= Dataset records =
* * * *
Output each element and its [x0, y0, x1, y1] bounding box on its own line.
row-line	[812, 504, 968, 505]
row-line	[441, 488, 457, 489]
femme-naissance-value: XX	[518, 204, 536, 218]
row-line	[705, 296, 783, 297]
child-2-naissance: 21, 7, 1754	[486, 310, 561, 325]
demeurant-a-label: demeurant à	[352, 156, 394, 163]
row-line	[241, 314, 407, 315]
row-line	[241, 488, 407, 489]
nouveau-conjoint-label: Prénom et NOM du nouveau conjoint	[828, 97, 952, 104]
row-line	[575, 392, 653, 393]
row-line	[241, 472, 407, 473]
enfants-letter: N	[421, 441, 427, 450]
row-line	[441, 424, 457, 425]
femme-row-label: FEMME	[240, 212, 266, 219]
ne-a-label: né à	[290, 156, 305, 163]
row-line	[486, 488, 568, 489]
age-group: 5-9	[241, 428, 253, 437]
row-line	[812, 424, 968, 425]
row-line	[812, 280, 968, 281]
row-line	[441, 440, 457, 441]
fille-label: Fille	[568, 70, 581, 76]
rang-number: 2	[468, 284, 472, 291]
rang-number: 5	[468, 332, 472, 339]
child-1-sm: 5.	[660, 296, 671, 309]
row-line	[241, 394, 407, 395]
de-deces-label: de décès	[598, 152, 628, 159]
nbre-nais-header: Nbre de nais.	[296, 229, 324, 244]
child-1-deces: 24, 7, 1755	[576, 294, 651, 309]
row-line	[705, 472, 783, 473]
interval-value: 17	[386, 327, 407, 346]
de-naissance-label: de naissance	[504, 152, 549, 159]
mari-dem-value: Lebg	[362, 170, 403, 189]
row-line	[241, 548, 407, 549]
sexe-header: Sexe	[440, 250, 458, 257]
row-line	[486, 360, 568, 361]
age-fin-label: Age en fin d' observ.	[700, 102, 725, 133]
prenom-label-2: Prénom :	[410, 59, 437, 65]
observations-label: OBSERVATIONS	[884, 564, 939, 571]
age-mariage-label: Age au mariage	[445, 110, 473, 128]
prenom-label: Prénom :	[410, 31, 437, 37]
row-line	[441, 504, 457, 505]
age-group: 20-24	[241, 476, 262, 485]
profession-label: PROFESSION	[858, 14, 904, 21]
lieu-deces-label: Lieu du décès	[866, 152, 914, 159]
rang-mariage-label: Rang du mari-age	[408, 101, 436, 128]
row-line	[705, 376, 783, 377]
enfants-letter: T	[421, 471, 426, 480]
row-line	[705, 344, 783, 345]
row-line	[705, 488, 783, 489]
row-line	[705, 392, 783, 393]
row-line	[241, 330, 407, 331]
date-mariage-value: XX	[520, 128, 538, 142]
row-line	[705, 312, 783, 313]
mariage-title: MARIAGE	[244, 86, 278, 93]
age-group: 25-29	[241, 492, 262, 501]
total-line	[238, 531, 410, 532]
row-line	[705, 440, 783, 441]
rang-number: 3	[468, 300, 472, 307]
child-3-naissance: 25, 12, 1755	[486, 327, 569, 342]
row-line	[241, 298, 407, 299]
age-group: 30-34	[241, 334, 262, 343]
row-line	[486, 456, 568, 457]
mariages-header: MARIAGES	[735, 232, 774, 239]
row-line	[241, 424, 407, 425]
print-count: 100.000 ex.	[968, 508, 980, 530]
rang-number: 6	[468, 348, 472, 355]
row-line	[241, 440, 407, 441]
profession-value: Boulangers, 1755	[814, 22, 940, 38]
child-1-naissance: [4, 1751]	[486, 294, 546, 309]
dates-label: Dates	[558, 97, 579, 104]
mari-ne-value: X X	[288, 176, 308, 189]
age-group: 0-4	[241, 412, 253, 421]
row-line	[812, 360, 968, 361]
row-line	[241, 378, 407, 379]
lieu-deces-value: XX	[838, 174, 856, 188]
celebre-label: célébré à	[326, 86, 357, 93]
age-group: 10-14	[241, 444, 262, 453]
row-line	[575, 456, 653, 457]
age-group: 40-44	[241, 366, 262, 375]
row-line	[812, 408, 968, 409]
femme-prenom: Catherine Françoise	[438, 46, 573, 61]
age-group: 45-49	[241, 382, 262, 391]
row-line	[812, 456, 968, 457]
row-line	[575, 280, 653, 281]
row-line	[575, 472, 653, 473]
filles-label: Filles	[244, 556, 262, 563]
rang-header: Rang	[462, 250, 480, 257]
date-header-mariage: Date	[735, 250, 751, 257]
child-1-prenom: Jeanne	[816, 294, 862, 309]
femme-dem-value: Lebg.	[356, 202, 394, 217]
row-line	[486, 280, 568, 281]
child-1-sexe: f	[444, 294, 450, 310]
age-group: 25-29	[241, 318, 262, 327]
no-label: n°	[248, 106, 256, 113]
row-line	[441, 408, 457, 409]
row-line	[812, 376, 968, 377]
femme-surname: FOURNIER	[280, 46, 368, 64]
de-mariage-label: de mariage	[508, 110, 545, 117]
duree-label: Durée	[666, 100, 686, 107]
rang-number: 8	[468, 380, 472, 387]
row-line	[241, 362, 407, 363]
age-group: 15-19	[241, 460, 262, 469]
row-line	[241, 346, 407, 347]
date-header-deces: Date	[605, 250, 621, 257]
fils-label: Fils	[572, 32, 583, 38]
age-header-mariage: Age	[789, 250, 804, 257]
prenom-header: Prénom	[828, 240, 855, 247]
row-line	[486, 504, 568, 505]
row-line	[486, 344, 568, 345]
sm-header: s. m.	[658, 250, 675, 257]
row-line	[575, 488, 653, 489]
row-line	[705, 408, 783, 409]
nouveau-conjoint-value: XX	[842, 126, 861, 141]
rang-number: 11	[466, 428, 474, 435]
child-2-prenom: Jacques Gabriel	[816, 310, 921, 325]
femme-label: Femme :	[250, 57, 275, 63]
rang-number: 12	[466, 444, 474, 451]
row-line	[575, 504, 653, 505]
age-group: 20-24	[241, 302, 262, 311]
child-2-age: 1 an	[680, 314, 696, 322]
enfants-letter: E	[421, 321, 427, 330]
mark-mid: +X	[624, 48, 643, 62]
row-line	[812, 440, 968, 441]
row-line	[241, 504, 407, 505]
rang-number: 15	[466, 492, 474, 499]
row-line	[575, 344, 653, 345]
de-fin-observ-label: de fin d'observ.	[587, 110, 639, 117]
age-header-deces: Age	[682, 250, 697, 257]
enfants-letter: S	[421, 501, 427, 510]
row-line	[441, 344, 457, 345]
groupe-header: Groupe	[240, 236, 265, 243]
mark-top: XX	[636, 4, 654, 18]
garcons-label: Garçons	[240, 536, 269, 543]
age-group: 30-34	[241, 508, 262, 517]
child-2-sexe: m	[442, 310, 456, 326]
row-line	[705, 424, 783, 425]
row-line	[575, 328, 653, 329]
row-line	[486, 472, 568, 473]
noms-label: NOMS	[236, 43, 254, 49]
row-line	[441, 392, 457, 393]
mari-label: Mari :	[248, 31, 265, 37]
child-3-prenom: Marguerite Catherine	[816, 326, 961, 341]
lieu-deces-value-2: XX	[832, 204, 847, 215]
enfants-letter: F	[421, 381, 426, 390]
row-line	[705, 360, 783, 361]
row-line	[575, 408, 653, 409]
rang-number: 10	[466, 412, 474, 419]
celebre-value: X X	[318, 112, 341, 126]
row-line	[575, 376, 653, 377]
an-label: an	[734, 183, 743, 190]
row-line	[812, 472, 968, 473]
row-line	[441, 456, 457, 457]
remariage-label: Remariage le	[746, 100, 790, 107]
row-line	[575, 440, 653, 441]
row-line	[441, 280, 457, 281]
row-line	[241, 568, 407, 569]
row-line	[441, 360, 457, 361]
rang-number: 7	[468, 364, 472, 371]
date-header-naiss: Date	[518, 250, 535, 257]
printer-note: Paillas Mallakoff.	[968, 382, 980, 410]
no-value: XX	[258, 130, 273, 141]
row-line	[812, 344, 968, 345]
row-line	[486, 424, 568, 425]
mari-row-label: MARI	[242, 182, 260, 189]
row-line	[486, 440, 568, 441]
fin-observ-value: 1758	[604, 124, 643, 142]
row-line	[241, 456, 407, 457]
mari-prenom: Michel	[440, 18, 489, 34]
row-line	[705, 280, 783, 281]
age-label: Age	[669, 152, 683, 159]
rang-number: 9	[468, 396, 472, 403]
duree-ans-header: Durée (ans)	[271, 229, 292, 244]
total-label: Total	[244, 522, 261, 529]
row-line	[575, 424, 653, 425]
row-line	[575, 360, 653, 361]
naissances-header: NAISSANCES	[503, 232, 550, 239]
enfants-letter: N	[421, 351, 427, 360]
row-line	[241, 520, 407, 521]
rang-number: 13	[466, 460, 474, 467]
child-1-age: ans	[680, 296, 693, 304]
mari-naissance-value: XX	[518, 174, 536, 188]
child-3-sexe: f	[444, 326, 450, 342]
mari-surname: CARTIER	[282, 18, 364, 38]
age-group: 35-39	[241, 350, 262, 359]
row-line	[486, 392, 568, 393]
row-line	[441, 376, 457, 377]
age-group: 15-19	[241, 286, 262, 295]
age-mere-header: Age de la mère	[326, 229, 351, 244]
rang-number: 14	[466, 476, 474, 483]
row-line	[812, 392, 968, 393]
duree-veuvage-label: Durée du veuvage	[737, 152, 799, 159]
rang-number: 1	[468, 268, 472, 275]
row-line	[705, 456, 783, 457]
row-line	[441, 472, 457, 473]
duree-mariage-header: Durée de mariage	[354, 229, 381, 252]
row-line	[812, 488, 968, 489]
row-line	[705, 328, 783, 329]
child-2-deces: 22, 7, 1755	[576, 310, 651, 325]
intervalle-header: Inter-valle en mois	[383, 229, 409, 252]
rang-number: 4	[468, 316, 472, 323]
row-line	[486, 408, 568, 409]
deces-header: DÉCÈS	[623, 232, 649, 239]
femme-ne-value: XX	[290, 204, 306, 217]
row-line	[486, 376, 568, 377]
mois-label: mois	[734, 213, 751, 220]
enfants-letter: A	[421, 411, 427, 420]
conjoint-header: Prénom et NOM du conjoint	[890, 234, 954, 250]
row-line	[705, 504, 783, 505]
* * * *
Please reproduce the rows verbatim, beginning at their first line and stopping after the line that contains "360, 568, 361]".

Output each element and its [x0, y0, x1, y1] bounding box on its own line.
row-line	[812, 504, 968, 505]
row-line	[441, 488, 457, 489]
femme-naissance-value: XX	[518, 204, 536, 218]
row-line	[705, 296, 783, 297]
child-2-naissance: 21, 7, 1754	[486, 310, 561, 325]
demeurant-a-label: demeurant à	[352, 156, 394, 163]
row-line	[241, 314, 407, 315]
row-line	[241, 488, 407, 489]
nouveau-conjoint-label: Prénom et NOM du nouveau conjoint	[828, 97, 952, 104]
row-line	[575, 392, 653, 393]
row-line	[241, 472, 407, 473]
enfants-letter: N	[421, 441, 427, 450]
row-line	[441, 424, 457, 425]
femme-row-label: FEMME	[240, 212, 266, 219]
ne-a-label: né à	[290, 156, 305, 163]
row-line	[486, 488, 568, 489]
age-group: 5-9	[241, 428, 253, 437]
row-line	[812, 424, 968, 425]
row-line	[812, 280, 968, 281]
row-line	[441, 440, 457, 441]
fille-label: Fille	[568, 70, 581, 76]
rang-number: 2	[468, 284, 472, 291]
rang-number: 5	[468, 332, 472, 339]
child-1-sm: 5.	[660, 296, 671, 309]
row-line	[241, 394, 407, 395]
de-deces-label: de décès	[598, 152, 628, 159]
nbre-nais-header: Nbre de nais.	[296, 229, 324, 244]
child-1-deces: 24, 7, 1755	[576, 294, 651, 309]
row-line	[705, 472, 783, 473]
interval-value: 17	[386, 327, 407, 346]
de-naissance-label: de naissance	[504, 152, 549, 159]
mari-dem-value: Lebg	[362, 170, 403, 189]
row-line	[241, 548, 407, 549]
sexe-header: Sexe	[440, 250, 458, 257]
row-line	[486, 360, 568, 361]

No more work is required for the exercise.